▸ **INPUT ROWS**:
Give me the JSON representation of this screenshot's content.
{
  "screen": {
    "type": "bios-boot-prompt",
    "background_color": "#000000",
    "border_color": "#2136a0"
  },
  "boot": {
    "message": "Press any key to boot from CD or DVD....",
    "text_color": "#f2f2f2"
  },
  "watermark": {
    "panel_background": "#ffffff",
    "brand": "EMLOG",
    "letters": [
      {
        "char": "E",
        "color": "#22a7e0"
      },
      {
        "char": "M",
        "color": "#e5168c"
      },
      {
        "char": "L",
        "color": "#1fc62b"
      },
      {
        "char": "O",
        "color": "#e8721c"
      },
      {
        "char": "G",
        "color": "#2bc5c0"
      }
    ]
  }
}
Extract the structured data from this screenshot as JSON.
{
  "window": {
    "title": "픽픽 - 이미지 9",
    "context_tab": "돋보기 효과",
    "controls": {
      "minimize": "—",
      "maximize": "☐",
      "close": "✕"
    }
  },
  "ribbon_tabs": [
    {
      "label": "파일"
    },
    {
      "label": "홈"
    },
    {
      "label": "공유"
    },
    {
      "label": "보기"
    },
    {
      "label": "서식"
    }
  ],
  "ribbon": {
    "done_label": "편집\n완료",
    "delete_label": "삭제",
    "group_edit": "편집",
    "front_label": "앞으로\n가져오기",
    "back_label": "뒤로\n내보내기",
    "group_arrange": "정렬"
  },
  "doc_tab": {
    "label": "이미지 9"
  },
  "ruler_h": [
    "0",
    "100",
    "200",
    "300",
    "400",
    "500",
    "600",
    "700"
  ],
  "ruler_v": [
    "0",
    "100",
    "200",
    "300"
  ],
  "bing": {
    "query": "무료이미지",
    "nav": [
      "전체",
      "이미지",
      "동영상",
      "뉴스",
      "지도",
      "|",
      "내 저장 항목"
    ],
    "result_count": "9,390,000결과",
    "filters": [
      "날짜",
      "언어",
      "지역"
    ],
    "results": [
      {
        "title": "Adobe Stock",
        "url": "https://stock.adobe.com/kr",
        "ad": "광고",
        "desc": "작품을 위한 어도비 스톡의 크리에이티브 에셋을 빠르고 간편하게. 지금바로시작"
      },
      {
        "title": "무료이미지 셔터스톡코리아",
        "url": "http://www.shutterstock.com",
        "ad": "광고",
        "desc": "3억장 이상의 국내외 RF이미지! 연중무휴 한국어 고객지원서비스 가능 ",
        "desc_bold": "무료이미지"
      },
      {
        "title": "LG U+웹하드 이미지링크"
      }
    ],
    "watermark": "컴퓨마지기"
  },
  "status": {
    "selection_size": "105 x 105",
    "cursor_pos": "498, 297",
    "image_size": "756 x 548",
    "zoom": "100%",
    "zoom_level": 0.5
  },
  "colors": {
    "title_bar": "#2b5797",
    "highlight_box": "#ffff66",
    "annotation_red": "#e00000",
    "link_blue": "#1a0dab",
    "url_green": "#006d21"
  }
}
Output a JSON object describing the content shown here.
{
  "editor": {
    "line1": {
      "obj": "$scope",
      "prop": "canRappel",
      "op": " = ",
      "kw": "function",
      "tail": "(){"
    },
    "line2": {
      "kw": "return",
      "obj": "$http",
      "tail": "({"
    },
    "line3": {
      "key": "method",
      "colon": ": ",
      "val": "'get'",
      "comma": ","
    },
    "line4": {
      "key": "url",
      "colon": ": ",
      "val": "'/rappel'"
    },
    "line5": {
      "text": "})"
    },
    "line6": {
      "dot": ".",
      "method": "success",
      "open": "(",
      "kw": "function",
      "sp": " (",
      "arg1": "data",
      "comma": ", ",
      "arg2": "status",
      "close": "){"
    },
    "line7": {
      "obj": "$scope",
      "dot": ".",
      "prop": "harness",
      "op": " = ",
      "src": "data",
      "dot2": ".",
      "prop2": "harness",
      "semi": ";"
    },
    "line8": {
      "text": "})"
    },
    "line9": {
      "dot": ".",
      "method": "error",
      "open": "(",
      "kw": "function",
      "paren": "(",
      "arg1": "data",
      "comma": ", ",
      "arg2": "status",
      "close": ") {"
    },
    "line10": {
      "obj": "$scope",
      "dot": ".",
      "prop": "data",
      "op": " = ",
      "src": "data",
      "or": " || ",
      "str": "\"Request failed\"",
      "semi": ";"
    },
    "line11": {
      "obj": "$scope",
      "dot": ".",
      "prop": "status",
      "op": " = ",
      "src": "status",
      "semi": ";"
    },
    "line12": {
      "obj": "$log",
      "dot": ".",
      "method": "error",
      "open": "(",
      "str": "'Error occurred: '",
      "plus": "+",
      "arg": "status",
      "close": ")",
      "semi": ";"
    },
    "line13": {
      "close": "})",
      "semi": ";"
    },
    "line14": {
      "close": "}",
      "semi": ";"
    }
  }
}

▸ **PROMPT**: Using the listing above, pull out all lines that hold the word "method".

▸ **WORKED ANSWER**:
      "key": "method",
      "method": "success",
      "method": "error",
      "method": "error",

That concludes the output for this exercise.